DATASET RECORDS
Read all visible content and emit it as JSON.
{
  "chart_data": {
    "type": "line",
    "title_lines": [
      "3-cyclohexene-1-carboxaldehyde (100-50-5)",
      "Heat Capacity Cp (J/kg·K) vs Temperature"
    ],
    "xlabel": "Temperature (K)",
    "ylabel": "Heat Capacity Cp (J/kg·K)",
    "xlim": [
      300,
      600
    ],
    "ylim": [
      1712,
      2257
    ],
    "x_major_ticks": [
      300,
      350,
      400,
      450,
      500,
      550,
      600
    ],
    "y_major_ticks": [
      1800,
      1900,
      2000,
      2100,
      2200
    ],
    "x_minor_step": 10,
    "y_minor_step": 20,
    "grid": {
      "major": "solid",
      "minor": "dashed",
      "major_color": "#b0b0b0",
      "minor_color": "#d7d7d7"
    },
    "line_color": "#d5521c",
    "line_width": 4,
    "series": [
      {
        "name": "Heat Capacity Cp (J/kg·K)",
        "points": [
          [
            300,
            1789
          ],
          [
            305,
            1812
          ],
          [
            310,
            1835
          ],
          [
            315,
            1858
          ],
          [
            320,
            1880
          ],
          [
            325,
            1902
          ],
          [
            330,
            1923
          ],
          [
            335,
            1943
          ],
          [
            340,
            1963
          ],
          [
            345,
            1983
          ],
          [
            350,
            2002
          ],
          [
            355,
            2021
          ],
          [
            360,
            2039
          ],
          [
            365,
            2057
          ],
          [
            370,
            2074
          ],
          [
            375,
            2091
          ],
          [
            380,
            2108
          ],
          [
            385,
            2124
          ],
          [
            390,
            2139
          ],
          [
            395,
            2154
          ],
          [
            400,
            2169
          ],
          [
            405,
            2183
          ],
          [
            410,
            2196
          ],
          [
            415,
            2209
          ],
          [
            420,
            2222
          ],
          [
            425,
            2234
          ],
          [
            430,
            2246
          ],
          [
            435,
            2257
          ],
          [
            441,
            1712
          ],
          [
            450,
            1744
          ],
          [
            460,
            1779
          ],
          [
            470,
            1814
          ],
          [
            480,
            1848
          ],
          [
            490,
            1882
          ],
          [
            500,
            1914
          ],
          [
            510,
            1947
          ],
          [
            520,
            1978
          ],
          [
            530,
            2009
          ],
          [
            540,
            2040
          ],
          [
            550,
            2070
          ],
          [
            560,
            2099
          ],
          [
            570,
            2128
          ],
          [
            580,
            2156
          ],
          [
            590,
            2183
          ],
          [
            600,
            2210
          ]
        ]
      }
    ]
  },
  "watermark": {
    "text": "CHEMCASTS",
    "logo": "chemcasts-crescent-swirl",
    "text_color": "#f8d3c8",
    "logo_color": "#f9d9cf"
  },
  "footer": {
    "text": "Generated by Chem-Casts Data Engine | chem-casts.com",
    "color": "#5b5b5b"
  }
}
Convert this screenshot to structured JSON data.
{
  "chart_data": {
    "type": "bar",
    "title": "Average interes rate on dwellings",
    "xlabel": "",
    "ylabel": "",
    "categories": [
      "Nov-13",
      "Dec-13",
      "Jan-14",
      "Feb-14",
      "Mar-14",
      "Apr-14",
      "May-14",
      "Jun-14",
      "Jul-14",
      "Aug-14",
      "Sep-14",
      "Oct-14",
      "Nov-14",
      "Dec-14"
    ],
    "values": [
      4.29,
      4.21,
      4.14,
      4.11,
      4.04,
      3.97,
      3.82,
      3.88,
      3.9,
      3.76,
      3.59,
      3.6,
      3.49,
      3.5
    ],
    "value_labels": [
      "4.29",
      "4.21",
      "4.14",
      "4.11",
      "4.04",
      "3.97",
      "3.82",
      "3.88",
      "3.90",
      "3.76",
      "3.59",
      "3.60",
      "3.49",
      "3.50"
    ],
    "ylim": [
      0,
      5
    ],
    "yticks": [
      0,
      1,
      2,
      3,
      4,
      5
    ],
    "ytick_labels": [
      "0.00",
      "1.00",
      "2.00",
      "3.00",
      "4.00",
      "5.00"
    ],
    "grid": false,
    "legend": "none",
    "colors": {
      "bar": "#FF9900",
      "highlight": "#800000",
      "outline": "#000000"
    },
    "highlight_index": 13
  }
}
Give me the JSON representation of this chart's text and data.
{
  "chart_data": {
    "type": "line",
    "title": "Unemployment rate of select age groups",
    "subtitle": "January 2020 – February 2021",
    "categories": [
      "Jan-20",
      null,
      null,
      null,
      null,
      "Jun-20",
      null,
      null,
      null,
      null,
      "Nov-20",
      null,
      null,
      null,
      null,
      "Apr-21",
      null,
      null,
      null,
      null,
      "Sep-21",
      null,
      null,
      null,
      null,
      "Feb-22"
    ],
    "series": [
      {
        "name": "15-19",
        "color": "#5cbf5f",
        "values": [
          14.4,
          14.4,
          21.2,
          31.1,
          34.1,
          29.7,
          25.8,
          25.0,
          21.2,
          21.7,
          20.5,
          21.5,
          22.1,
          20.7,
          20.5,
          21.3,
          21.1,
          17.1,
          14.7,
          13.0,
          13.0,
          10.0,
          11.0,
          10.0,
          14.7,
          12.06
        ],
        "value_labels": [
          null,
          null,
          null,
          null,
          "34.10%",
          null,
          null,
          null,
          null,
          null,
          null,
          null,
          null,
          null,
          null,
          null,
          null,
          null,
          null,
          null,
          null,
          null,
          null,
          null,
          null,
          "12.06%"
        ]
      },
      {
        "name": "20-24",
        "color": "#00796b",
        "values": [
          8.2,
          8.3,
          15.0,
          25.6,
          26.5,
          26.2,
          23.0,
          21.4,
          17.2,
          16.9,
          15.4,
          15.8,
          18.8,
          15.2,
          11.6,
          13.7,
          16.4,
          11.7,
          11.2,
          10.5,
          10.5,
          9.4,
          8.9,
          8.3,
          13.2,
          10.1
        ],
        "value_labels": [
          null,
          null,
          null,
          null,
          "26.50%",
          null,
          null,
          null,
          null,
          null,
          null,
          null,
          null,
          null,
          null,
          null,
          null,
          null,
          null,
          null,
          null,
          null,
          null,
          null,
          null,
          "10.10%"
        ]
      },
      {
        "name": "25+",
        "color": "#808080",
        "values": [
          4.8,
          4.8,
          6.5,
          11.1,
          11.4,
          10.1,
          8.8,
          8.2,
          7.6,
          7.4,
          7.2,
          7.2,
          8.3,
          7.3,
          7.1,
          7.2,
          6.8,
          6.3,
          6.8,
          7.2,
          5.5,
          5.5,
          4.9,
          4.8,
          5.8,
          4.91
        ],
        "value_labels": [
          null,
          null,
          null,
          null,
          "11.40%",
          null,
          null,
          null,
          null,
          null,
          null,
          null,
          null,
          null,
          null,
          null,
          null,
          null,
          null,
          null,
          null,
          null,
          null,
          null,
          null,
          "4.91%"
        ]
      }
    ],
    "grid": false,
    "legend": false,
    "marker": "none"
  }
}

STATED GOAL
Sift the material for lines with the string "JSON". Copy each one found.

RESPONSE TO THE TASK
Read all visible content and emit it as JSON.
Convert this screenshot to structured JSON data.
Give me the JSON representation of this chart's text and data.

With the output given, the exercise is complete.